- **INPUT MATERIAL**
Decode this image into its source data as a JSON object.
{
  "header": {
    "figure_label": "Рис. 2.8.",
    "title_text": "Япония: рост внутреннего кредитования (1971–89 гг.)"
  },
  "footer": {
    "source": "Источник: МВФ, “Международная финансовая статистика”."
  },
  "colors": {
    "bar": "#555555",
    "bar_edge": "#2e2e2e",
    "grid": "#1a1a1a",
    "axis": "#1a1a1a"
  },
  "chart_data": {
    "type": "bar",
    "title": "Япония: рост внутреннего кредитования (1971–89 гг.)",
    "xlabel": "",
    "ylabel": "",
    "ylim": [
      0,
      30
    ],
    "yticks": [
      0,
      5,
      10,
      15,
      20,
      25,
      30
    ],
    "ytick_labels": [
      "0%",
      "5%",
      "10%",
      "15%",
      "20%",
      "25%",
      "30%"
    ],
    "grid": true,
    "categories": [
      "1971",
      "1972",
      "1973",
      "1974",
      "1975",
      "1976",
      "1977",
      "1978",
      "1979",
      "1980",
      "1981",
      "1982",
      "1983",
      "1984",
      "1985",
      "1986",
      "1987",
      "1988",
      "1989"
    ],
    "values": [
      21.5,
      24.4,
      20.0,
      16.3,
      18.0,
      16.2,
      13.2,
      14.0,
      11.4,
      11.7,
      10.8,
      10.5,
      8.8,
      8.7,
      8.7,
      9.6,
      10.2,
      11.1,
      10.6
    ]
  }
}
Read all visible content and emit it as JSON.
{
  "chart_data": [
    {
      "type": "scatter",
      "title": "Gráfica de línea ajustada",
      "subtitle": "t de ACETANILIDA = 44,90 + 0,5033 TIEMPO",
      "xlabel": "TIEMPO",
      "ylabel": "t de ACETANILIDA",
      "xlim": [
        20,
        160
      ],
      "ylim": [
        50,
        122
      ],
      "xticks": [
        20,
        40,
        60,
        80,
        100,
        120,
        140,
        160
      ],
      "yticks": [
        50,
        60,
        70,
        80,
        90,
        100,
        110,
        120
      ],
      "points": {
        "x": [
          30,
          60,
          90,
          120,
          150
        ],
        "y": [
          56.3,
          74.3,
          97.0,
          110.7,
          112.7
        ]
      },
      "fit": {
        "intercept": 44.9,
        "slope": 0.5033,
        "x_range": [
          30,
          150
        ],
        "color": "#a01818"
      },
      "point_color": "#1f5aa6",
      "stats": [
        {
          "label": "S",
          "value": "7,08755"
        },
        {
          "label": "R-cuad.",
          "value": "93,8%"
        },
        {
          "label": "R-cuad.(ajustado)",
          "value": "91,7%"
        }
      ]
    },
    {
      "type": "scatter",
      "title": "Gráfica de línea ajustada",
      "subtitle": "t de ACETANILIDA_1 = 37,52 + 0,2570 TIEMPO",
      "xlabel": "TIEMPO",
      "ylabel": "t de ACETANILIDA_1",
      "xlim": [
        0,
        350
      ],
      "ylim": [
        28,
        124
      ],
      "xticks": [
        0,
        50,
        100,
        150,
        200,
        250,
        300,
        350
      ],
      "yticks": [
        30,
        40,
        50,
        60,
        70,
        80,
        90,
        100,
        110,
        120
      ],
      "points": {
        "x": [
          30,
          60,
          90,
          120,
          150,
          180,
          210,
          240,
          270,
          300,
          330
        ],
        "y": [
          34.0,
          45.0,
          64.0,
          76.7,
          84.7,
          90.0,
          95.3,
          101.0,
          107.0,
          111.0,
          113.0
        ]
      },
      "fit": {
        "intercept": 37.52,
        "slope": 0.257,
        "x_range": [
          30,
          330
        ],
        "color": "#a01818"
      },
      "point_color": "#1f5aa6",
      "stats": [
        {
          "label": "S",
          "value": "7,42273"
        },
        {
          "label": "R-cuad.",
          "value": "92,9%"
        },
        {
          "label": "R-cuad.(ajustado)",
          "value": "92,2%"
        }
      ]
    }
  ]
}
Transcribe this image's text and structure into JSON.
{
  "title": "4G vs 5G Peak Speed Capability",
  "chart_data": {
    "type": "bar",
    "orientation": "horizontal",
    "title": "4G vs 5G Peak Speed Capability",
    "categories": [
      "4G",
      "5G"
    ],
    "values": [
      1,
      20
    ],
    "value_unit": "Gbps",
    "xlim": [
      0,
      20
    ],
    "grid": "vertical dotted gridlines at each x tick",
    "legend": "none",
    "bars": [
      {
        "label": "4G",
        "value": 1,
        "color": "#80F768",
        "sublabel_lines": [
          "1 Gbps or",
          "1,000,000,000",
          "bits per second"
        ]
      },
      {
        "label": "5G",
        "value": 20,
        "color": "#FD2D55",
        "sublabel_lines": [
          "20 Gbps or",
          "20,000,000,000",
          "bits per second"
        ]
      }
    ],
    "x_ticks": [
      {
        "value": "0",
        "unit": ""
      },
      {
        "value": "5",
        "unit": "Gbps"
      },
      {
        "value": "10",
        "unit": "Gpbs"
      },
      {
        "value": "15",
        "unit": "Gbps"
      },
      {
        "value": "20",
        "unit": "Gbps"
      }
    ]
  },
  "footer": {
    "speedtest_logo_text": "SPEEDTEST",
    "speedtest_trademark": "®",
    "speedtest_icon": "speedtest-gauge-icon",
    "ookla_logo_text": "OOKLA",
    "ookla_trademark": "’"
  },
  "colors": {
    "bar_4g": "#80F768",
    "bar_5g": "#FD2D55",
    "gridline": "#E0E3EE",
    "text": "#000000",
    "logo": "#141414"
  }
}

- **WORK TO COMPLETE**
Return all the data above once more, precisely as given.

- **COMPLETE ANSWER**
Decode this image into its source data as a JSON object.
{
  "header": {
    "figure_label": "Рис. 2.8.",
    "title_text": "Япония: рост внутреннего кредитования (1971–89 гг.)"
  },
  "footer": {
    "source": "Источник: МВФ, “Международная финансовая статистика”."
  },
  "colors": {
    "bar": "#555555",
    "bar_edge": "#2e2e2e",
    "grid": "#1a1a1a",
    "axis": "#1a1a1a"
  },
  "chart_data": {
    "type": "bar",
    "title": "Япония: рост внутреннего кредитования (1971–89 гг.)",
    "xlabel": "",
    "ylabel": "",
    "ylim": [
      0,
      30
    ],
    "yticks": [
      0,
      5,
      10,
      15,
      20,
      25,
      30
    ],
    "ytick_labels": [
      "0%",
      "5%",
      "10%",
      "15%",
      "20%",
      "25%",
      "30%"
    ],
    "grid": true,
    "categories": [
      "1971",
      "1972",
      "1973",
      "1974",
      "1975",
      "1976",
      "1977",
      "1978",
      "1979",
      "1980",
      "1981",
      "1982",
      "1983",
      "1984",
      "1985",
      "1986",
      "1987",
      "1988",
      "1989"
    ],
    "values": [
      21.5,
      24.4,
      20.0,
      16.3,
      18.0,
      16.2,
      13.2,
      14.0,
      11.4,
      11.7,
      10.8,
      10.5,
      8.8,
      8.7,
      8.7,
      9.6,
      10.2,
      11.1,
      10.6
    ]
  }
}
Read all visible content and emit it as JSON.
{
  "chart_data": [
    {
      "type": "scatter",
      "title": "Gráfica de línea ajustada",
      "subtitle": "t de ACETANILIDA = 44,90 + 0,5033 TIEMPO",
      "xlabel": "TIEMPO",
      "ylabel": "t de ACETANILIDA",
      "xlim": [
        20,
        160
      ],
      "ylim": [
        50,
        122
      ],
      "xticks": [
        20,
        40,
        60,
        80,
        100,
        120,
        140,
        160
      ],
      "yticks": [
        50,
        60,
        70,
        80,
        90,
        100,
        110,
        120
      ],
      "points": {
        "x": [
          30,
          60,
          90,
          120,
          150
        ],
        "y": [
          56.3,
          74.3,
          97.0,
          110.7,
          112.7
        ]
      },
      "fit": {
        "intercept": 44.9,
        "slope": 0.5033,
        "x_range": [
          30,
          150
        ],
        "color": "#a01818"
      },
      "point_color": "#1f5aa6",
      "stats": [
        {
          "label": "S",
          "value": "7,08755"
        },
        {
          "label": "R-cuad.",
          "value": "93,8%"
        },
        {
          "label": "R-cuad.(ajustado)",
          "value": "91,7%"
        }
      ]
    },
    {
      "type": "scatter",
      "title": "Gráfica de línea ajustada",
      "subtitle": "t de ACETANILIDA_1 = 37,52 + 0,2570 TIEMPO",
      "xlabel": "TIEMPO",
      "ylabel": "t de ACETANILIDA_1",
      "xlim": [
        0,
        350
      ],
      "ylim": [
        28,
        124
      ],
      "xticks": [
        0,
        50,
        100,
        150,
        200,
        250,
        300,
        350
      ],
      "yticks": [
        30,
        40,
        50,
        60,
        70,
        80,
        90,
        100,
        110,
        120
      ],
      "points": {
        "x": [
          30,
          60,
          90,
          120,
          150,
          180,
          210,
          240,
          270,
          300,
          330
        ],
        "y": [
          34.0,
          45.0,
          64.0,
          76.7,
          84.7,
          90.0,
          95.3,
          101.0,
          107.0,
          111.0,
          113.0
        ]
      },
      "fit": {
        "intercept": 37.52,
        "slope": 0.257,
        "x_range": [
          30,
          330
        ],
        "color": "#a01818"
      },
      "point_color": "#1f5aa6",
      "stats": [
        {
          "label": "S",
          "value": "7,42273"
        },
        {
          "label": "R-cuad.",
          "value": "92,9%"
        },
        {
          "label": "R-cuad.(ajustado)",
          "value": "92,2%"
        }
      ]
    }
  ]
}
Transcribe this image's text and structure into JSON.
{
  "title": "4G vs 5G Peak Speed Capability",
  "chart_data": {
    "type": "bar",
    "orientation": "horizontal",
    "title": "4G vs 5G Peak Speed Capability",
    "categories": [
      "4G",
      "5G"
    ],
    "values": [
      1,
      20
    ],
    "value_unit": "Gbps",
    "xlim": [
      0,
      20
    ],
    "grid": "vertical dotted gridlines at each x tick",
    "legend": "none",
    "bars": [
      {
        "label": "4G",
        "value": 1,
        "color": "#80F768",
        "sublabel_lines": [
          "1 Gbps or",
          "1,000,000,000",
          "bits per second"
        ]
      },
      {
        "label": "5G",
        "value": 20,
        "color": "#FD2D55",
        "sublabel_lines": [
          "20 Gbps or",
          "20,000,000,000",
          "bits per second"
        ]
      }
    ],
    "x_ticks": [
      {
        "value": "0",
        "unit": ""
      },
      {
        "value": "5",
        "unit": "Gbps"
      },
      {
        "value": "10",
        "unit": "Gpbs"
      },
      {
        "value": "15",
        "unit": "Gbps"
      },
      {
        "value": "20",
        "unit": "Gbps"
      }
    ]
  },
  "footer": {
    "speedtest_logo_text": "SPEEDTEST",
    "speedtest_trademark": "®",
    "speedtest_icon": "speedtest-gauge-icon",
    "ookla_logo_text": "OOKLA",
    "ookla_trademark": "’"
  },
  "colors": {
    "bar_4g": "#80F768",
    "bar_5g": "#FD2D55",
    "gridline": "#E0E3EE",
    "text": "#000000",
    "logo": "#141414"
  }
}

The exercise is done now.